Summer Getaway | Hampshire County, Massachusetts

Lord Jeffery Inn, Amherst, Massachusetts

While Boston and the coastal towns and islands of Massachusetts are generally the first options that spring to mind while envisioning a summer vacation in the Commonwealth, the picturesque, green hilltowns of Western Massachusetts offer a beautifully alluring alternative.

Hampshire county, in the Pioneer Valley of Western Massachusetts, is a flourishing hub for higher learning. Known as home to the Five Colleges, Hampshire county offers a vibrant, intellectual atmosphere that fosters art, historic preservation, unique shopping and dining, and countless stimulating opportunities and activities. All of this in a beautiful, quaint New England setting.

Farmers Market in Amherst Common

Hosted by the Hampshire County Regional Tourism Council, I was introduced to many things that I had no idea this area offered. It was all so captivating and has left me wanting to return to find other Pioneer Valley hidden gems.

I spent my weekend staying at The Lord Jeffery Inn, which sits right across the street from bustling Amherst Common. Built in 1926, the historic feel and architecture was right up my alley. I love a true classic, and the white-washed brick of the exterior caught my eye and charmed me immediately.

I fell in love with architecture of the inn

My room

A perfect greeting!

Lord Jeffery Inn's library room

In the library

Beautiful Lord Jeffery Inn

I love the outdoor dining and bar at the inn!

Rooftop fireside at Lord Jeffery Inn

The Lord Jeffery Inn is large, rambling down the block, and architecturally charming

Just outside the doors of the inn, the weekly Amherst Farmers Market was in full-swing, and we quickly got swept up in the local shopping, music, and ice cream being served on that hot summer's day. A friendly, relaxed atmosphere settled on the market crowd, and its clear the residents of Pioneer Valley appreciate and feel completely at home in this joyful, creative, and engaged community nestled in the scenic green hills.

**Records shown:**
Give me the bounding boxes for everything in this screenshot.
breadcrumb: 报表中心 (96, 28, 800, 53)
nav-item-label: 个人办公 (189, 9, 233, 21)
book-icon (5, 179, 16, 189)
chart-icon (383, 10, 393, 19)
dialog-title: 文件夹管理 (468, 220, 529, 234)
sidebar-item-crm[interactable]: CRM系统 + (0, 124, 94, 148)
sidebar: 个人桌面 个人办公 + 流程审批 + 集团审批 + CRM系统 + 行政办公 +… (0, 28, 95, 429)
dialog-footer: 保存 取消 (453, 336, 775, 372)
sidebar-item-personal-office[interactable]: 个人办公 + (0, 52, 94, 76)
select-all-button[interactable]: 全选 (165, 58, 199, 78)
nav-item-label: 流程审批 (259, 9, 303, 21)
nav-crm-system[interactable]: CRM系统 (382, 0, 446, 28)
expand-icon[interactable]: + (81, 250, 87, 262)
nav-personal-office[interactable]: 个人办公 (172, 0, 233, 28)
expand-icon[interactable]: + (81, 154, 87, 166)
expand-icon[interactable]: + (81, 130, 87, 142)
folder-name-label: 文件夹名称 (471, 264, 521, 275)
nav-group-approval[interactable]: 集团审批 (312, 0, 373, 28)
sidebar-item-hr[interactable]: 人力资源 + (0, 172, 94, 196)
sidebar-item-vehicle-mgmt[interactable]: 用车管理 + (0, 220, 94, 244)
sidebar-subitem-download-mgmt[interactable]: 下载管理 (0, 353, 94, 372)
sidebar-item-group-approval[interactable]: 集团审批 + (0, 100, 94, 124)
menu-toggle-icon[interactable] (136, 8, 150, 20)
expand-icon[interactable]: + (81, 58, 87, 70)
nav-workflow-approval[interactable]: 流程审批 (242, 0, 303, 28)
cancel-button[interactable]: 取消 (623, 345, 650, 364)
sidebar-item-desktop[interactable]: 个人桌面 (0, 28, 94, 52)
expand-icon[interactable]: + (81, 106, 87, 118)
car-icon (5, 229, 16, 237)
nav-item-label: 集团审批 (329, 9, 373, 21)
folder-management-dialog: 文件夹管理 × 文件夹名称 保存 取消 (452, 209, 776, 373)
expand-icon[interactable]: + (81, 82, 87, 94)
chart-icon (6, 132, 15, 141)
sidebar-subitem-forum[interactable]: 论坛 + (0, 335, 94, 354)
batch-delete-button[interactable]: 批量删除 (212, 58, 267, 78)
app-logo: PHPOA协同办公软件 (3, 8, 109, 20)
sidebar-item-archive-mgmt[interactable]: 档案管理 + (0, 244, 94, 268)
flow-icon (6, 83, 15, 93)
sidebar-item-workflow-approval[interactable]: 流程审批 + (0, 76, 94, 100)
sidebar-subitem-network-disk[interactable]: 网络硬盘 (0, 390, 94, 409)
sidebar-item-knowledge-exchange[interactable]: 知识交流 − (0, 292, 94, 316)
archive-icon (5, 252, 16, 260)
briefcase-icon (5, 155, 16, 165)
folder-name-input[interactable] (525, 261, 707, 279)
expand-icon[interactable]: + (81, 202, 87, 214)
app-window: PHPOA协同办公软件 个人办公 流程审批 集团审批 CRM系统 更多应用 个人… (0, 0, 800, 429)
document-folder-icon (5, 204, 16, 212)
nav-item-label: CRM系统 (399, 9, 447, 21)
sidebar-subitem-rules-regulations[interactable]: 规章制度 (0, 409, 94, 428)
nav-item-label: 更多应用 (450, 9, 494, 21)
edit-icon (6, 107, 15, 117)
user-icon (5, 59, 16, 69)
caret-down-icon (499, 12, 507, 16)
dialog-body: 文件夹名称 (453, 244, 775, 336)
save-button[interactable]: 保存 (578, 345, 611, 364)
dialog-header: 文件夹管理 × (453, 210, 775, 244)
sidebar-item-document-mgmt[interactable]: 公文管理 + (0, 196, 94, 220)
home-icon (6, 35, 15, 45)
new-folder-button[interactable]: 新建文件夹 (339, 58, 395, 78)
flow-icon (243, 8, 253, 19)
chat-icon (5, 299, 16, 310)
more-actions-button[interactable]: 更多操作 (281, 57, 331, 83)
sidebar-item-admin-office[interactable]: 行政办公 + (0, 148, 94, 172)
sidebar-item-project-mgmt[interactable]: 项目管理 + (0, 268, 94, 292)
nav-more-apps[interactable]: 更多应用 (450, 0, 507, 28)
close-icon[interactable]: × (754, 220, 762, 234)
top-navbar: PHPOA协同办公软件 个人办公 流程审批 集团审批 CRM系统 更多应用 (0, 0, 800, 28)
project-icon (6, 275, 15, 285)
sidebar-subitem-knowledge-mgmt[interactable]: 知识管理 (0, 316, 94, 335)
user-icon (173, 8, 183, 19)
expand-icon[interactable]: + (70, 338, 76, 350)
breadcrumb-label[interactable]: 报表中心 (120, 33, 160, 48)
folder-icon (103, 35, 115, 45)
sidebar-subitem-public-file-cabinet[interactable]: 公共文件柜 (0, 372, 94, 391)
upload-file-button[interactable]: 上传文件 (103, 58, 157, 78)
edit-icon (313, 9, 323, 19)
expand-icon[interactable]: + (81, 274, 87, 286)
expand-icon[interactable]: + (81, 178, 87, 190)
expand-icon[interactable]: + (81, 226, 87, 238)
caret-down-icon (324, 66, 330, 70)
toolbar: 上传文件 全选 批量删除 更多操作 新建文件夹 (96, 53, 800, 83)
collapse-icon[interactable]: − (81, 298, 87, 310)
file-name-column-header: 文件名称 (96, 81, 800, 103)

**Required tasks:**
• 1. According to the Hampshire County travel piece, in what year was the Lord Jeffery Inn built?
• 2. Render the records from their first line through the line containing "nav-group-approval[interactable]: 集团审批 (312, 0, 373, 28)", both ends included, as a JSON list of strings with one string per line and blank lines left out.
The Hampshire County travel piece and the records are unrelated to each other.

**Results for each task:**
• 1. 1926

• 2.
[
  "Give me the bounding boxes for everything in this screenshot.",
  "breadcrumb: 报表中心 (96, 28, 800, 53)",
  "nav-item-label: 个人办公 (189, 9, 233, 21)",
  "book-icon (5, 179, 16, 189)",
  "chart-icon (383, 10, 393, 19)",
  "dialog-title: 文件夹管理 (468, 220, 529, 234)",
  "sidebar-item-crm[interactable]: CRM系统 + (0, 124, 94, 148)",
  "sidebar: 个人桌面 个人办公 + 流程审批 + 集团审批 + CRM系统 + 行政办公 +… (0, 28, 95, 429)",
  "dialog-footer: 保存 取消 (453, 336, 775, 372)",
  "sidebar-item-personal-office[interactable]: 个人办公 + (0, 52, 94, 76)",
  "select-all-button[interactable]: 全选 (165, 58, 199, 78)",
  "nav-item-label: 流程审批 (259, 9, 303, 21)",
  "nav-crm-system[interactable]: CRM系统 (382, 0, 446, 28)",
  "expand-icon[interactable]: + (81, 250, 87, 262)",
  "nav-personal-office[interactable]: 个人办公 (172, 0, 233, 28)",
  "expand-icon[interactable]: + (81, 154, 87, 166)",
  "expand-icon[interactable]: + (81, 130, 87, 142)",
  "folder-name-label: 文件夹名称 (471, 264, 521, 275)",
  "nav-group-approval[interactable]: 集团审批 (312, 0, 373, 28)"
]